Instruction:
Copy out each of the items below word for word, without changing any line.
········
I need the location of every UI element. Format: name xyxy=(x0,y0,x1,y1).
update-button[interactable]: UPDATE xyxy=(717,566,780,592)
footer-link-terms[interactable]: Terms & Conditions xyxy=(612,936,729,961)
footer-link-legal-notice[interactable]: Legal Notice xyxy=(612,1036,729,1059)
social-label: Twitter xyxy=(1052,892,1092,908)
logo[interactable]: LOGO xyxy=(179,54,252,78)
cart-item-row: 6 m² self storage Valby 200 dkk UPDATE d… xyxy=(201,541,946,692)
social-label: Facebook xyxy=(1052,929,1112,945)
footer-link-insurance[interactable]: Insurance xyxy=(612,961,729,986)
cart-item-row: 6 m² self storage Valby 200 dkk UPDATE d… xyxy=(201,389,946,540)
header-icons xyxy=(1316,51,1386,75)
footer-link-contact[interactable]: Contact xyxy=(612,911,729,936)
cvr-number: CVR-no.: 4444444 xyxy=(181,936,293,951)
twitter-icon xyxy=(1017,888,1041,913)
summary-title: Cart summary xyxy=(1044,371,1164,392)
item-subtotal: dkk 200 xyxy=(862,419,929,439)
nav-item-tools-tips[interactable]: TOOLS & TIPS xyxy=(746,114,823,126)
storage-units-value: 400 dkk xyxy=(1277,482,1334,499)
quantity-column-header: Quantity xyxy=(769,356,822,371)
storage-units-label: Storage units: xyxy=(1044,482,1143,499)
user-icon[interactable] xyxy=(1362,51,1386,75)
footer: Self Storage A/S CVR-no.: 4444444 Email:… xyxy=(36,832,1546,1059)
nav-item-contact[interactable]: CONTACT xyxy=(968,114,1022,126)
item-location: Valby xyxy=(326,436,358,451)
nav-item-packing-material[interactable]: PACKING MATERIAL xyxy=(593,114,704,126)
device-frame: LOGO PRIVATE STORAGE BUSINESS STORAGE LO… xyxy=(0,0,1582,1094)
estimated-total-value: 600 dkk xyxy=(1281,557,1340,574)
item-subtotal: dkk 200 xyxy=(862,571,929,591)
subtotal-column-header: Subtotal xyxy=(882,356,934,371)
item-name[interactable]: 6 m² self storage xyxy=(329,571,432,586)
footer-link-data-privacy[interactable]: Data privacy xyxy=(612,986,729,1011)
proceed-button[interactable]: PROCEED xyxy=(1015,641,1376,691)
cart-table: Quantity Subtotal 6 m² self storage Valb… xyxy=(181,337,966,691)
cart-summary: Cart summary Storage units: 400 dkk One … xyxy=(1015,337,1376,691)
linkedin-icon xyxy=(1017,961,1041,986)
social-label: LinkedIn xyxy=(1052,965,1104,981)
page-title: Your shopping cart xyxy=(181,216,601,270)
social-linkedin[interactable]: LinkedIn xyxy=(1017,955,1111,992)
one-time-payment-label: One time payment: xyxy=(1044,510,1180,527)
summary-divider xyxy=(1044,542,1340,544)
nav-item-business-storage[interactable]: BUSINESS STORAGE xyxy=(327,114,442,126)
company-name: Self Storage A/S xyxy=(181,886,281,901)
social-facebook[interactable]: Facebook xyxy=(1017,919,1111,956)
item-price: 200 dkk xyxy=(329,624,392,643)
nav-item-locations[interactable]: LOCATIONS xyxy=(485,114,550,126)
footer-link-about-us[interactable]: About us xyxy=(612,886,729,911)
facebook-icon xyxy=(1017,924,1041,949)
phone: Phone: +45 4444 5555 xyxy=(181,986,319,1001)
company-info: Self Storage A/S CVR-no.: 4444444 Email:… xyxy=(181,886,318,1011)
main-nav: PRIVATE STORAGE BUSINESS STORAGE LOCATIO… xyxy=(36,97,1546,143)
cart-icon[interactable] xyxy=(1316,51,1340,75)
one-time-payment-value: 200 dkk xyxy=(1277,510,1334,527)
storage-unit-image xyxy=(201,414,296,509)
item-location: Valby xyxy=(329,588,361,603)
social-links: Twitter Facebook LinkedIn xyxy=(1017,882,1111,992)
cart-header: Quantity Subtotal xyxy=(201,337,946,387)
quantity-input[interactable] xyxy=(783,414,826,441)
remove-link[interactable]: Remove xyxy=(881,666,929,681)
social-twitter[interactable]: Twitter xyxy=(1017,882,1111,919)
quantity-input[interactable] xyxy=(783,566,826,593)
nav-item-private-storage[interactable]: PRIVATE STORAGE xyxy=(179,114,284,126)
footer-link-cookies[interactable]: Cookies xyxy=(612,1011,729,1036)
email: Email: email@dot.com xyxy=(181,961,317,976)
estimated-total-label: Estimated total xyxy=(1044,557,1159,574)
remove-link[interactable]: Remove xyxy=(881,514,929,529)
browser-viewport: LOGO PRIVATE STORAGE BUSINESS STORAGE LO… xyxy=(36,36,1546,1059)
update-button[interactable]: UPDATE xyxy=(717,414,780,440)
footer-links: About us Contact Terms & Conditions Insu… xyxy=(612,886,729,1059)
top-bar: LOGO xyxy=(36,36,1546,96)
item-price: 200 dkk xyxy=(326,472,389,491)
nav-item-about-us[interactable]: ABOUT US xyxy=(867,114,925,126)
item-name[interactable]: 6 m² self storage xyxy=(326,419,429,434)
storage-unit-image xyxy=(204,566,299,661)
········
Result below:
I need the location of every UI element. Format: name xyxy=(x0,y0,x1,y1).
update-button[interactable]: UPDATE xyxy=(717,566,780,592)
footer-link-terms[interactable]: Terms & Conditions xyxy=(612,936,729,961)
footer-link-legal-notice[interactable]: Legal Notice xyxy=(612,1036,729,1059)
social-label: Twitter xyxy=(1052,892,1092,908)
logo[interactable]: LOGO xyxy=(179,54,252,78)
cart-item-row: 6 m² self storage Valby 200 dkk UPDATE d… xyxy=(201,541,946,692)
social-label: Facebook xyxy=(1052,929,1112,945)
footer-link-insurance[interactable]: Insurance xyxy=(612,961,729,986)
cart-item-row: 6 m² self storage Valby 200 dkk UPDATE d… xyxy=(201,389,946,540)
header-icons xyxy=(1316,51,1386,75)
footer-link-contact[interactable]: Contact xyxy=(612,911,729,936)
cvr-number: CVR-no.: 4444444 xyxy=(181,936,293,951)
twitter-icon xyxy=(1017,888,1041,913)
summary-title: Cart summary xyxy=(1044,371,1164,392)
item-subtotal: dkk 200 xyxy=(862,419,929,439)
nav-item-tools-tips[interactable]: TOOLS & TIPS xyxy=(746,114,823,126)
storage-units-value: 400 dkk xyxy=(1277,482,1334,499)
quantity-column-header: Quantity xyxy=(769,356,822,371)
storage-units-label: Storage units: xyxy=(1044,482,1143,499)
user-icon[interactable] xyxy=(1362,51,1386,75)
footer: Self Storage A/S CVR-no.: 4444444 Email:… xyxy=(36,832,1546,1059)
nav-item-contact[interactable]: CONTACT xyxy=(968,114,1022,126)
item-location: Valby xyxy=(326,436,358,451)
nav-item-packing-material[interactable]: PACKING MATERIAL xyxy=(593,114,704,126)
device-frame: LOGO PRIVATE STORAGE BUSINESS STORAGE LO… xyxy=(0,0,1582,1094)
estimated-total-value: 600 dkk xyxy=(1281,557,1340,574)
item-subtotal: dkk 200 xyxy=(862,571,929,591)
subtotal-column-header: Subtotal xyxy=(882,356,934,371)
item-name[interactable]: 6 m² self storage xyxy=(329,571,432,586)
footer-link-data-privacy[interactable]: Data privacy xyxy=(612,986,729,1011)
proceed-button[interactable]: PROCEED xyxy=(1015,641,1376,691)
cart-table: Quantity Subtotal 6 m² self storage Valb… xyxy=(181,337,966,691)
cart-summary: Cart summary Storage units: 400 dkk One … xyxy=(1015,337,1376,691)
linkedin-icon xyxy=(1017,961,1041,986)
social-label: LinkedIn xyxy=(1052,965,1104,981)
page-title: Your shopping cart xyxy=(181,216,601,270)
social-linkedin[interactable]: LinkedIn xyxy=(1017,955,1111,992)
one-time-payment-label: One time payment: xyxy=(1044,510,1180,527)
summary-divider xyxy=(1044,542,1340,544)
nav-item-business-storage[interactable]: BUSINESS STORAGE xyxy=(327,114,442,126)
company-name: Self Storage A/S xyxy=(181,886,281,901)
social-facebook[interactable]: Facebook xyxy=(1017,919,1111,956)
item-price: 200 dkk xyxy=(329,624,392,643)
nav-item-locations[interactable]: LOCATIONS xyxy=(485,114,550,126)
footer-link-about-us[interactable]: About us xyxy=(612,886,729,911)
facebook-icon xyxy=(1017,924,1041,949)
phone: Phone: +45 4444 5555 xyxy=(181,986,319,1001)
company-info: Self Storage A/S CVR-no.: 4444444 Email:… xyxy=(181,886,318,1011)
main-nav: PRIVATE STORAGE BUSINESS STORAGE LOCATIO… xyxy=(36,97,1546,143)
cart-icon[interactable] xyxy=(1316,51,1340,75)
one-time-payment-value: 200 dkk xyxy=(1277,510,1334,527)
storage-unit-image xyxy=(201,414,296,509)
item-location: Valby xyxy=(329,588,361,603)
social-links: Twitter Facebook LinkedIn xyxy=(1017,882,1111,992)
cart-header: Quantity Subtotal xyxy=(201,337,946,387)
quantity-input[interactable] xyxy=(783,414,826,441)
remove-link[interactable]: Remove xyxy=(881,666,929,681)
social-twitter[interactable]: Twitter xyxy=(1017,882,1111,919)
quantity-input[interactable] xyxy=(783,566,826,593)
nav-item-private-storage[interactable]: PRIVATE STORAGE xyxy=(179,114,284,126)
footer-link-cookies[interactable]: Cookies xyxy=(612,1011,729,1036)
email: Email: email@dot.com xyxy=(181,961,317,976)
estimated-total-label: Estimated total xyxy=(1044,557,1159,574)
remove-link[interactable]: Remove xyxy=(881,514,929,529)
browser-viewport: LOGO PRIVATE STORAGE BUSINESS STORAGE LO… xyxy=(36,36,1546,1059)
update-button[interactable]: UPDATE xyxy=(717,414,780,440)
footer-links: About us Contact Terms & Conditions Insu… xyxy=(612,886,729,1059)
top-bar: LOGO xyxy=(36,36,1546,96)
item-price: 200 dkk xyxy=(326,472,389,491)
nav-item-about-us[interactable]: ABOUT US xyxy=(867,114,925,126)
item-name[interactable]: 6 m² self storage xyxy=(326,419,429,434)
storage-unit-image xyxy=(204,566,299,661)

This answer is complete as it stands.